Enunciado:
Indica si cada afirmación concuerda con el texto sobre Chinatown, respondiendo sí o no y citando literalmente las palabras del texto que lo deciden: 1. Polanski aceptó el final feliz que pedía Robert Towne. 2. La película se describe como de combustión lenta. 3. El detective J.J. Gittes está interpretado por Jack Nicholson.

Fuente:
____
Por eso, aunque Robert Towne insistió en que el final de Chinatown fuera feliz, Polanski no permitió tamaña aberración, insuflando toda su profunda amargura vital en el sustrato de un relato que terminó desprendiendo un arrebatador aliento romántico y trágico, cuya intención y significado parecen recordarnos la imposibilidad que tiene el ser humano de escapar de sus miedos, inseguridades, traumas y sentimientos que, si en un momento parecen destinados a la salvación del alma, solamente terminan por acarrear más desesperanza y tristeza.

Un guión modélico

Es Chinatown una película de combustión lenta. Su estructura narrativa está confeccionada a partir de una compleja red de subtramas entretejidas entre sí a través de una serie de hilos que se unen y dispersan a medida que la acción va avanzando y el verdadero sentido de la cinta va aflorando subrepticiamente en medio de una confusión que logra clarificarse a partir de la oportuna dosificación y desvelamiento de los secretos que se esconden en su interior.

El espectador se sitúa en todo momento desde la perspectiva que nos ofrece el personaje interpretado por Jack Nicholson, el detective privado J.J. Gittes, un fisgón especializado en sacar a flote las miserias ajenas de las personas pudientes de la ciudad de Los Ángeles. Este personaje de ambigua catadura moral será el encargado de conducirnos por el relato a través de las investigaciones y las averiguaciones que emprenderá al verse casi accidentalmente involucrado en un caso de asesinato de oscuras y enrevesadas implicaciones.
____
Listado de datos:
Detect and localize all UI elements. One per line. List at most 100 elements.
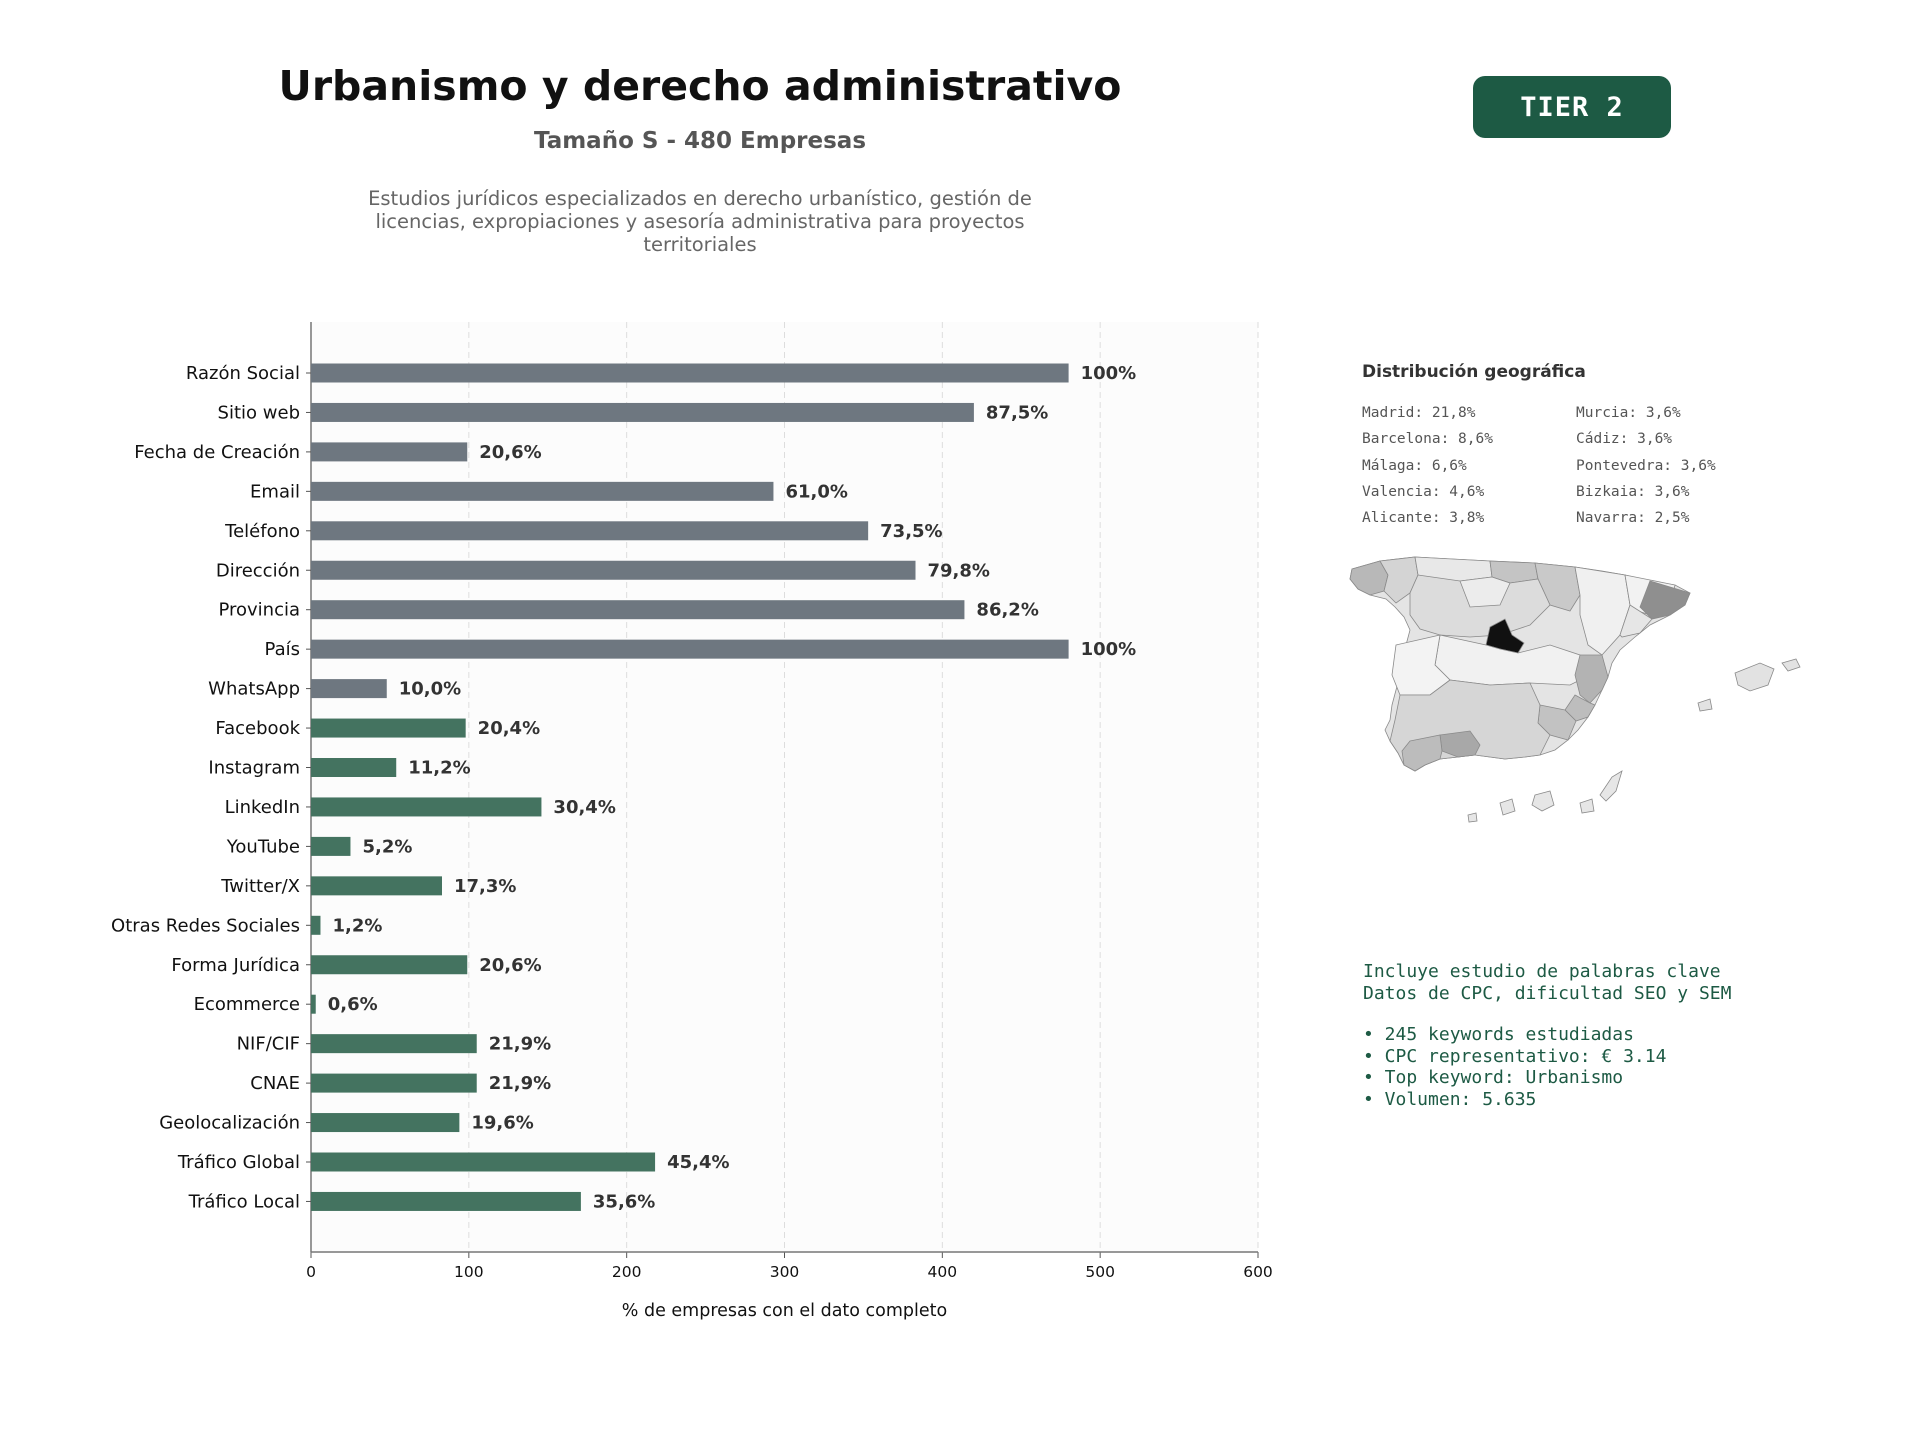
bar: [311, 955, 468, 975]
data-label: 86,2%: [976, 600, 1038, 621]
category-label: Email: [250, 481, 300, 502]
x-tick-label: 0: [306, 1263, 316, 1281]
map-barcelona: [1639, 580, 1691, 620]
category-label: Sitio web: [218, 402, 300, 423]
data-label: 45,4%: [667, 1152, 729, 1173]
map-leon-east: [1459, 576, 1511, 608]
bar: [311, 1191, 581, 1211]
map-canarias-4: [1599, 770, 1623, 802]
category-label: CNAE: [250, 1073, 300, 1094]
bar: [311, 442, 468, 462]
page-subtitle: Tamaño S - 480 Empresas: [533, 128, 867, 154]
category-label: Ecommerce: [194, 994, 300, 1015]
bar: [311, 363, 1069, 383]
data-label: 61,0%: [785, 481, 847, 502]
map-menorca: [1781, 658, 1801, 672]
bar: [311, 600, 965, 620]
geo-entry: Murcia: 3,6%: [1576, 405, 1681, 421]
bar: [311, 1152, 656, 1172]
bar: [311, 679, 387, 699]
data-label: 79,8%: [928, 560, 990, 581]
x-axis-label: % de empresas con el dato completo: [622, 1301, 947, 1321]
category-label: Provincia: [218, 600, 300, 621]
bar: [311, 1034, 477, 1054]
geo-distribution-title: Distribución geográfica: [1362, 362, 1586, 382]
x-tick-label: 500: [1085, 1263, 1115, 1281]
data-label: 20,6%: [479, 442, 541, 463]
category-label: Instagram: [208, 758, 300, 779]
bar: [311, 521, 869, 541]
data-label: 5,2%: [362, 836, 412, 857]
map-valencia: [1574, 654, 1609, 704]
x-tick-label: 600: [1243, 1263, 1273, 1281]
map-mallorca: [1734, 662, 1775, 692]
bar: [311, 1073, 477, 1093]
category-label: Fecha de Creación: [134, 442, 300, 463]
tier-badge: TIER 2: [1473, 76, 1671, 138]
data-label: 11,2%: [408, 758, 470, 779]
bar: [311, 1113, 460, 1133]
data-label: 20,4%: [478, 718, 540, 739]
keyword-bullet: • Volumen: 5.635: [1363, 1088, 1537, 1110]
geo-entry: Pontevedra: 3,6%: [1576, 457, 1716, 474]
keyword-study-info: Incluye estudio de palabras clave Datos …: [1363, 961, 1731, 1110]
keyword-line: Datos de CPC, dificultad SEO y SEM: [1363, 982, 1732, 1004]
data-label: 100%: [1081, 363, 1137, 384]
bar: [311, 481, 774, 501]
category-label: Teléfono: [224, 521, 300, 542]
category-label: LinkedIn: [225, 797, 300, 818]
bar: [311, 758, 397, 777]
bar: [311, 639, 1069, 659]
category-label: NIF/CIF: [237, 1034, 300, 1055]
data-label: 73,5%: [880, 521, 942, 542]
x-tick-label: 100: [454, 1263, 484, 1281]
bar: [311, 836, 351, 856]
bar: [311, 797, 542, 817]
category-label: WhatsApp: [208, 679, 300, 700]
data-label: 17,3%: [454, 876, 516, 897]
category-label: Razón Social: [186, 363, 300, 384]
category-label: YouTube: [226, 836, 300, 857]
keyword-bullet: • Top keyword: Urbanismo: [1363, 1067, 1624, 1088]
data-completeness-bar-chart: 0 100 200 300 400 500 600 Razón Social 100% Sitio…: [111, 322, 1273, 1321]
page-title: Urbanismo y derecho administrativo: [278, 62, 1122, 110]
map-pontevedra: [1349, 560, 1389, 596]
sector-description: Estudios jurídicos especializados en der…: [368, 187, 1032, 256]
geo-entry: Valencia: 4,6%: [1362, 483, 1485, 500]
bar: [311, 994, 316, 1014]
spain-province-map: [1349, 556, 1801, 823]
geo-entry: Navarra: 2,5%: [1576, 510, 1690, 527]
geo-entry: Málaga: 6,6%: [1362, 457, 1467, 474]
category-label: Tráfico Global: [177, 1152, 300, 1173]
category-label: Facebook: [215, 718, 300, 739]
keyword-bullet: • CPC representativo: € 3.14: [1363, 1045, 1667, 1067]
map-tarragona: [1619, 604, 1653, 638]
map-canarias-3: [1499, 798, 1516, 816]
category-label: Tráfico Local: [188, 1191, 300, 1212]
data-label: 10,0%: [399, 679, 461, 700]
bar: [311, 718, 466, 738]
data-label: 30,4%: [553, 797, 615, 818]
category-label: Otras Redes Sociales: [111, 915, 300, 936]
map-ibiza: [1697, 698, 1713, 712]
geo-entry: Madrid: 21,8%: [1362, 405, 1476, 421]
data-label: 35,6%: [593, 1191, 655, 1212]
geo-list-left: Madrid: 21,8% Barcelona: 8,6% Málaga: 6,…: [1362, 400, 1493, 531]
data-label: 1,2%: [332, 915, 382, 936]
map-canarias-5: [1467, 812, 1478, 823]
category-label: Forma Jurídica: [171, 955, 300, 976]
data-label: 87,5%: [986, 402, 1048, 423]
category-label: País: [265, 639, 300, 660]
category-label: Twitter/X: [220, 876, 300, 897]
data-label: 100%: [1081, 639, 1137, 660]
data-label: 20,6%: [479, 955, 541, 976]
bar: [311, 402, 974, 422]
geo-list-right: Murcia: 3,6% Cádiz: 3,6% Pontevedra: 3,6…: [1576, 400, 1716, 531]
map-canarias-2: [1579, 798, 1595, 814]
geo-entry: Cádiz: 3,6%: [1576, 431, 1673, 448]
geo-entry: Bizkaia: 3,6%: [1576, 483, 1690, 500]
map-canarias-1: [1531, 790, 1555, 812]
x-tick-label: 200: [612, 1263, 642, 1281]
map-cadiz: [1401, 734, 1443, 772]
geo-entry: Barcelona: 8,6%: [1362, 431, 1493, 448]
____
Resultado:
1. No: «Polanski no permitió tamaña aberración».
2. Sí: «Es Chinatown una película de combustión lenta».
3. Sí: «el personaje interpretado por Jack Nicholson, el detective privado J.J. Gittes».